◆ RAW DATA:
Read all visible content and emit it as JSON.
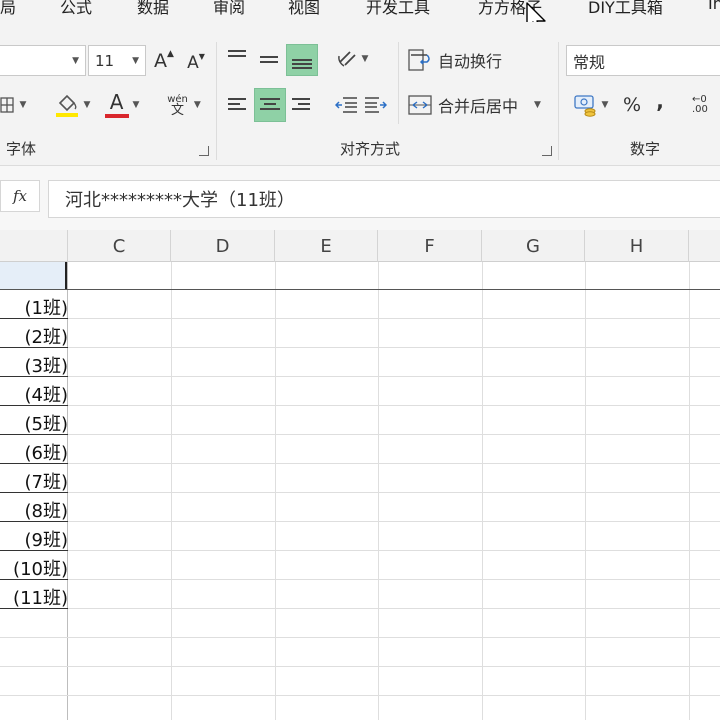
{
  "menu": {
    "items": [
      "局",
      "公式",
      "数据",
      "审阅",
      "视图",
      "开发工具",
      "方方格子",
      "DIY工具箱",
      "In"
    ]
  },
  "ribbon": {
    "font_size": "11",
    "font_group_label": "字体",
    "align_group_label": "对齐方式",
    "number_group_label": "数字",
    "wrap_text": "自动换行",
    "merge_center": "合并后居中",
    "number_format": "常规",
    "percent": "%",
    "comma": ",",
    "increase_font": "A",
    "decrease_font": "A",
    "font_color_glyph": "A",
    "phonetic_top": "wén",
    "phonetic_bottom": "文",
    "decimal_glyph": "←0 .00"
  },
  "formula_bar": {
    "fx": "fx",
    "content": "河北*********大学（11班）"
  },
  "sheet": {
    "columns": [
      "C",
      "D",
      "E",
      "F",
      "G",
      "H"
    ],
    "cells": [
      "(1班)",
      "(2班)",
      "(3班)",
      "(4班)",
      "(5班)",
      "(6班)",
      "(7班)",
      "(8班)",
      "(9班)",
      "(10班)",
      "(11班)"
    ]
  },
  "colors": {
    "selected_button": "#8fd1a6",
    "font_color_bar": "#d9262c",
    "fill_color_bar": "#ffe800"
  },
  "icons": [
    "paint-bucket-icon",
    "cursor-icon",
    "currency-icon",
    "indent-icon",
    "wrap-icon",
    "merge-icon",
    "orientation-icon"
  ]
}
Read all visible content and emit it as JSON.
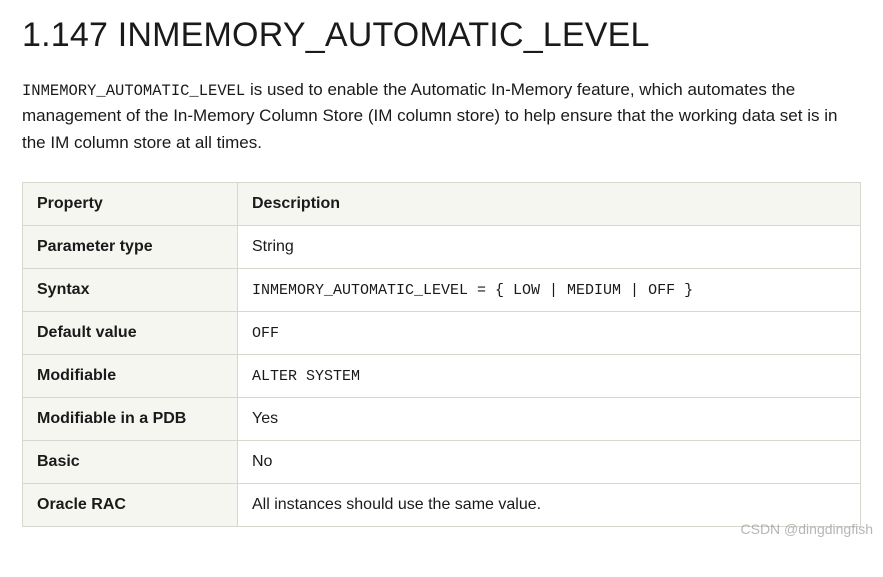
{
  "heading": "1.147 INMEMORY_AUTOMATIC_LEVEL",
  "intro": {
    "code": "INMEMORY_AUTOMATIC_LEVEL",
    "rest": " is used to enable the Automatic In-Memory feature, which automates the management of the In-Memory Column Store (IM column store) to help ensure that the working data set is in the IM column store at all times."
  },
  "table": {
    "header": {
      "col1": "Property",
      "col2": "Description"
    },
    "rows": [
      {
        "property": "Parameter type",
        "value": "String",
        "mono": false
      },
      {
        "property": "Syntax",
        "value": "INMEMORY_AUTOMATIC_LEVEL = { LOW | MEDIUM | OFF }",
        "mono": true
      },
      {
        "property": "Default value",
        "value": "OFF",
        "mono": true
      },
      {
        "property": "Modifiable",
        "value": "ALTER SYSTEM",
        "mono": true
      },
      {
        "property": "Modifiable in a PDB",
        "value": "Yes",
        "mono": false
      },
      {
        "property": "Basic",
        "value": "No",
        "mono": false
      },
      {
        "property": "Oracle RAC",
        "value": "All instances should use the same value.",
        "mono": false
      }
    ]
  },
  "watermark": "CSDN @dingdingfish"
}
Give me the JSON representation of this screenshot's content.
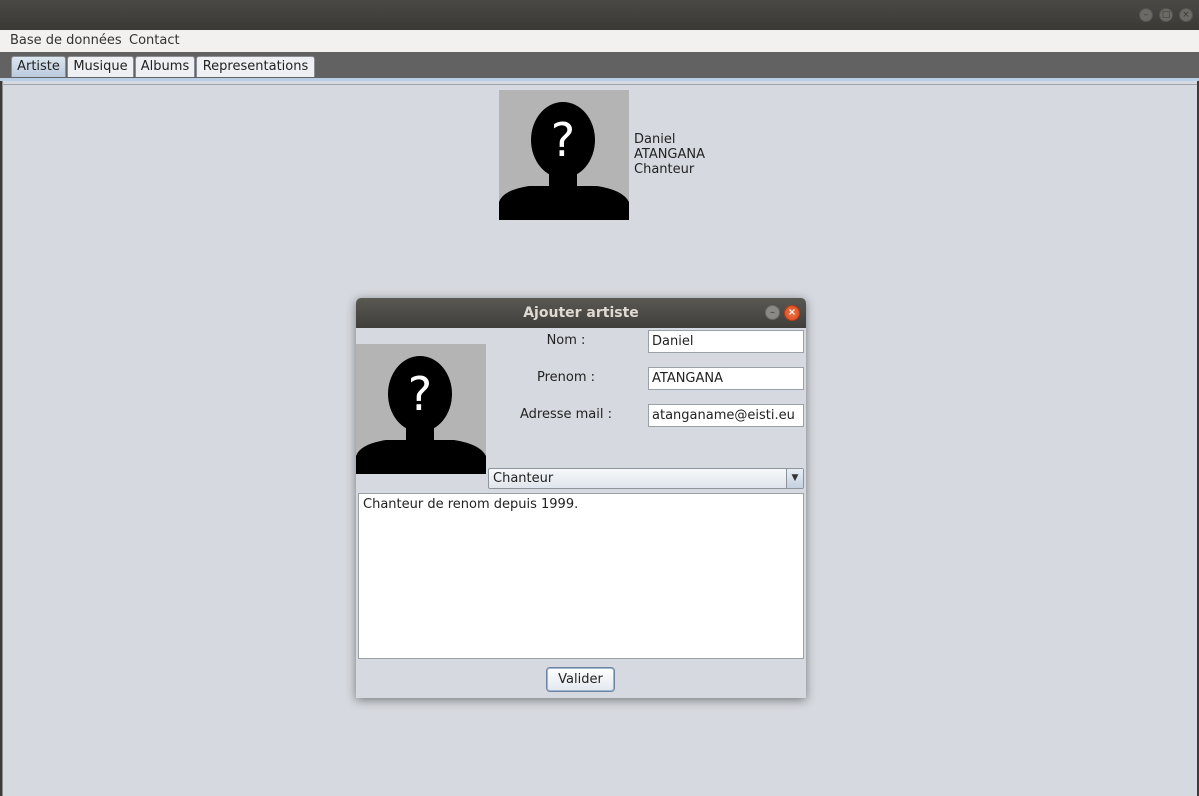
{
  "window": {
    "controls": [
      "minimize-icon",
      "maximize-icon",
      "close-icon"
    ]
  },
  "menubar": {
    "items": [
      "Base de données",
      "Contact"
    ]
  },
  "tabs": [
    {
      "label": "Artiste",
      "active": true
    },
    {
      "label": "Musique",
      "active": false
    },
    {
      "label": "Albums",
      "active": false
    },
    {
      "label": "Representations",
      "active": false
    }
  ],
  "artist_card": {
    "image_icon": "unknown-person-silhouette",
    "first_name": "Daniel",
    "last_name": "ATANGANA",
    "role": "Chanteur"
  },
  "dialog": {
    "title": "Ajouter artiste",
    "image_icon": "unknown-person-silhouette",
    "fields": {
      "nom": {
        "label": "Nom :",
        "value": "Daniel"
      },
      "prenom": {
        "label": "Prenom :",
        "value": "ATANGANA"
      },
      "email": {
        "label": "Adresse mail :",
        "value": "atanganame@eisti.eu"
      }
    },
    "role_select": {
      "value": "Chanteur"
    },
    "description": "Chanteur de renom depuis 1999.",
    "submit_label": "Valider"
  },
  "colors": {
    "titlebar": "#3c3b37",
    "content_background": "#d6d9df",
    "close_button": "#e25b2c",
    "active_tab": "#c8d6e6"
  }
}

◆ AIM OF THE EXERCISE:
Exclude the images, then output the data above word for word.

◆ RESPONSE TO THE EXERCISE:
Read all visible content and emit it as JSON.
{
  "menu": {
    "items": [
      "局",
      "公式",
      "数据",
      "审阅",
      "视图",
      "开发工具",
      "方方格子",
      "DIY工具箱",
      "In"
    ]
  },
  "ribbon": {
    "font_size": "11",
    "font_group_label": "字体",
    "align_group_label": "对齐方式",
    "number_group_label": "数字",
    "wrap_text": "自动换行",
    "merge_center": "合并后居中",
    "number_format": "常规",
    "percent": "%",
    "comma": ",",
    "increase_font": "A",
    "decrease_font": "A",
    "font_color_glyph": "A",
    "phonetic_top": "wén",
    "phonetic_bottom": "文",
    "decimal_glyph": "←0 .00"
  },
  "formula_bar": {
    "fx": "fx",
    "content": "河北*********大学（11班）"
  },
  "sheet": {
    "columns": [
      "C",
      "D",
      "E",
      "F",
      "G",
      "H"
    ],
    "cells": [
      "(1班)",
      "(2班)",
      "(3班)",
      "(4班)",
      "(5班)",
      "(6班)",
      "(7班)",
      "(8班)",
      "(9班)",
      "(10班)",
      "(11班)"
    ]
  },
  "colors": {
    "selected_button": "#8fd1a6",
    "font_color_bar": "#d9262c",
    "fill_color_bar": "#ffe800"
  },
  "icons": [
    "paint-bucket-icon",
    "cursor-icon",
    "currency-icon",
    "indent-icon",
    "wrap-icon",
    "merge-icon",
    "orientation-icon"
  ]
}
Read all visible content and emit it as JSON.
{
  "heading": "1.147 INMEMORY_AUTOMATIC_LEVEL",
  "intro": {
    "code": "INMEMORY_AUTOMATIC_LEVEL",
    "rest": " is used to enable the Automatic In-Memory feature, which automates the management of the In-Memory Column Store (IM column store) to help ensure that the working data set is in the IM column store at all times."
  },
  "table": {
    "header": {
      "col1": "Property",
      "col2": "Description"
    },
    "rows": [
      {
        "property": "Parameter type",
        "value": "String",
        "mono": false
      },
      {
        "property": "Syntax",
        "value": "INMEMORY_AUTOMATIC_LEVEL = { LOW | MEDIUM | OFF }",
        "mono": true
      },
      {
        "property": "Default value",
        "value": "OFF",
        "mono": true
      },
      {
        "property": "Modifiable",
        "value": "ALTER SYSTEM",
        "mono": true
      },
      {
        "property": "Modifiable in a PDB",
        "value": "Yes",
        "mono": false
      },
      {
        "property": "Basic",
        "value": "No",
        "mono": false
      },
      {
        "property": "Oracle RAC",
        "value": "All instances should use the same value.",
        "mono": false
      }
    ]
  },
  "watermark": "CSDN @dingdingfish"
}
Give me the JSON representation of this screenshot's content.
{
  "window": {
    "controls": [
      "minimize-icon",
      "maximize-icon",
      "close-icon"
    ]
  },
  "menubar": {
    "items": [
      "Base de données",
      "Contact"
    ]
  },
  "tabs": [
    {
      "label": "Artiste",
      "active": true
    },
    {
      "label": "Musique",
      "active": false
    },
    {
      "label": "Albums",
      "active": false
    },
    {
      "label": "Representations",
      "active": false
    }
  ],
  "artist_card": {
    "image_icon": "unknown-person-silhouette",
    "first_name": "Daniel",
    "last_name": "ATANGANA",
    "role": "Chanteur"
  },
  "dialog": {
    "title": "Ajouter artiste",
    "image_icon": "unknown-person-silhouette",
    "fields": {
      "nom": {
        "label": "Nom :",
        "value": "Daniel"
      },
      "prenom": {
        "label": "Prenom :",
        "value": "ATANGANA"
      },
      "email": {
        "label": "Adresse mail :",
        "value": "atanganame@eisti.eu"
      }
    },
    "role_select": {
      "value": "Chanteur"
    },
    "description": "Chanteur de renom depuis 1999.",
    "submit_label": "Valider"
  },
  "colors": {
    "titlebar": "#3c3b37",
    "content_background": "#d6d9df",
    "close_button": "#e25b2c",
    "active_tab": "#c8d6e6"
  }
}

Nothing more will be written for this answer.